◆ PROBLEM DESCRIPTION ◆
Select the lines below containing the word "value".
** START TASK DATA **
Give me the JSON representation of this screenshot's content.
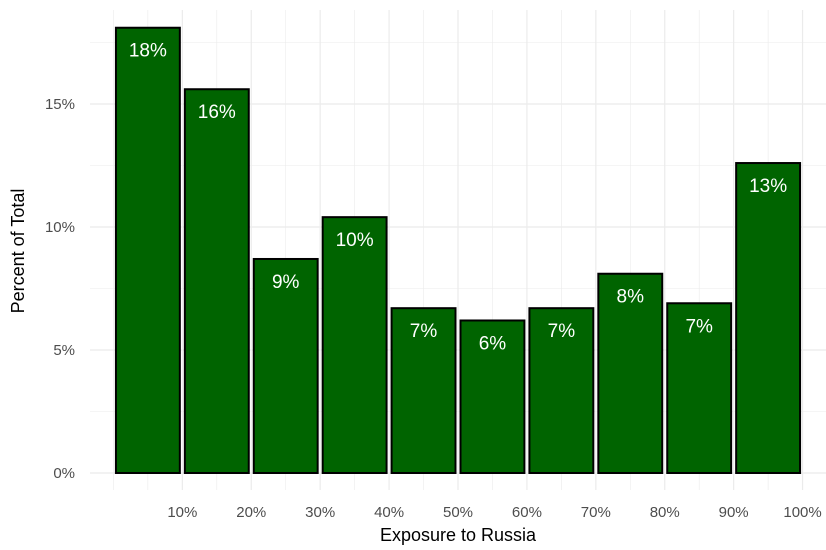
{
  "chart_data": {
    "type": "bar",
    "title": "",
    "xlabel": "Exposure to Russia",
    "ylabel": "Percent of Total",
    "x_tick_labels": [
      "10%",
      "20%",
      "30%",
      "40%",
      "50%",
      "60%",
      "70%",
      "80%",
      "90%",
      "100%"
    ],
    "y_ticks": [
      0,
      5,
      10,
      15
    ],
    "y_tick_labels": [
      "0%",
      "5%",
      "10%",
      "15%"
    ],
    "ylim": [
      0,
      18.5
    ],
    "bars": [
      {
        "x_start": 0,
        "x_end": 10,
        "value": 18.1,
        "label": "18%"
      },
      {
        "x_start": 10,
        "x_end": 20,
        "value": 15.6,
        "label": "16%"
      },
      {
        "x_start": 20,
        "x_end": 30,
        "value": 8.7,
        "label": "9%"
      },
      {
        "x_start": 30,
        "x_end": 40,
        "value": 10.4,
        "label": "10%"
      },
      {
        "x_start": 40,
        "x_end": 50,
        "value": 6.7,
        "label": "7%"
      },
      {
        "x_start": 50,
        "x_end": 60,
        "value": 6.2,
        "label": "6%"
      },
      {
        "x_start": 60,
        "x_end": 70,
        "value": 6.7,
        "label": "7%"
      },
      {
        "x_start": 70,
        "x_end": 80,
        "value": 8.1,
        "label": "8%"
      },
      {
        "x_start": 80,
        "x_end": 90,
        "value": 6.9,
        "label": "7%"
      },
      {
        "x_start": 90,
        "x_end": 100,
        "value": 12.6,
        "label": "13%"
      }
    ],
    "bar_color": "#006400",
    "bar_outline": "#000000",
    "label_color": "#ffffff",
    "grid": true,
    "grid_color": "#ebebeb",
    "legend": "none"
  }
}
** END TASK DATA **
◆ RESULT FOR THIS TASK ◆
        "value": 18.1,
        "value": 15.6,
        "value": 8.7,
        "value": 10.4,
        "value": 6.7,
        "value": 6.2,
        "value": 6.7,
        "value": 8.1,
        "value": 6.9,
        "value": 12.6,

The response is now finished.